## Required task
Carry none of the pictures over; write out the complete data exactly.

[Data tied to figure images]
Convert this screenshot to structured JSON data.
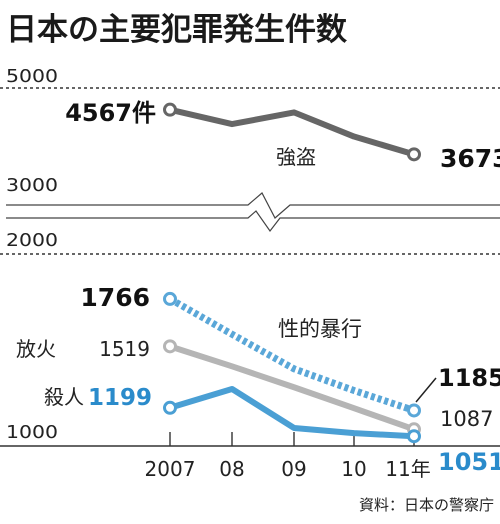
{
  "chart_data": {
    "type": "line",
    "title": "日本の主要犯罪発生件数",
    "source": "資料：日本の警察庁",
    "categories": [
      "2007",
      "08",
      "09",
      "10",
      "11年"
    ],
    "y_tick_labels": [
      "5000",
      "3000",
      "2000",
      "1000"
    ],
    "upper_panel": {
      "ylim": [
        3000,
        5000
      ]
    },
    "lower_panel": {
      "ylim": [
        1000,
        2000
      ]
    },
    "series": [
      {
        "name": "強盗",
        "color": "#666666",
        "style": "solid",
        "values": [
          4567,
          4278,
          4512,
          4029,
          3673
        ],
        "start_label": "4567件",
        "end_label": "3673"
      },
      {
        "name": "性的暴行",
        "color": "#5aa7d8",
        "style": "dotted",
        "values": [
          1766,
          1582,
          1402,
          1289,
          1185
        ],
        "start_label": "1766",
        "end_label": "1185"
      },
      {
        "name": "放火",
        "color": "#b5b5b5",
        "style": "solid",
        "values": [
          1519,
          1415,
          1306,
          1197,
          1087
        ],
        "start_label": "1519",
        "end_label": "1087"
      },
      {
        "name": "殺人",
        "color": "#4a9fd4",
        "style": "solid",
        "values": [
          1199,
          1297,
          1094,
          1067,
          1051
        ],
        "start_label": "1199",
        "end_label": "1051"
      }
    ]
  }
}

## Correct output
Convert this screenshot to structured JSON data.
{
  "chart_data": {
    "type": "line",
    "title": "日本の主要犯罪発生件数",
    "source": "資料：日本の警察庁",
    "categories": [
      "2007",
      "08",
      "09",
      "10",
      "11年"
    ],
    "y_tick_labels": [
      "5000",
      "3000",
      "2000",
      "1000"
    ],
    "upper_panel": {
      "ylim": [
        3000,
        5000
      ]
    },
    "lower_panel": {
      "ylim": [
        1000,
        2000
      ]
    },
    "series": [
      {
        "name": "強盗",
        "color": "#666666",
        "style": "solid",
        "values": [
          4567,
          4278,
          4512,
          4029,
          3673
        ],
        "start_label": "4567件",
        "end_label": "3673"
      },
      {
        "name": "性的暴行",
        "color": "#5aa7d8",
        "style": "dotted",
        "values": [
          1766,
          1582,
          1402,
          1289,
          1185
        ],
        "start_label": "1766",
        "end_label": "1185"
      },
      {
        "name": "放火",
        "color": "#b5b5b5",
        "style": "solid",
        "values": [
          1519,
          1415,
          1306,
          1197,
          1087
        ],
        "start_label": "1519",
        "end_label": "1087"
      },
      {
        "name": "殺人",
        "color": "#4a9fd4",
        "style": "solid",
        "values": [
          1199,
          1297,
          1094,
          1067,
          1051
        ],
        "start_label": "1199",
        "end_label": "1051"
      }
    ]
  }
}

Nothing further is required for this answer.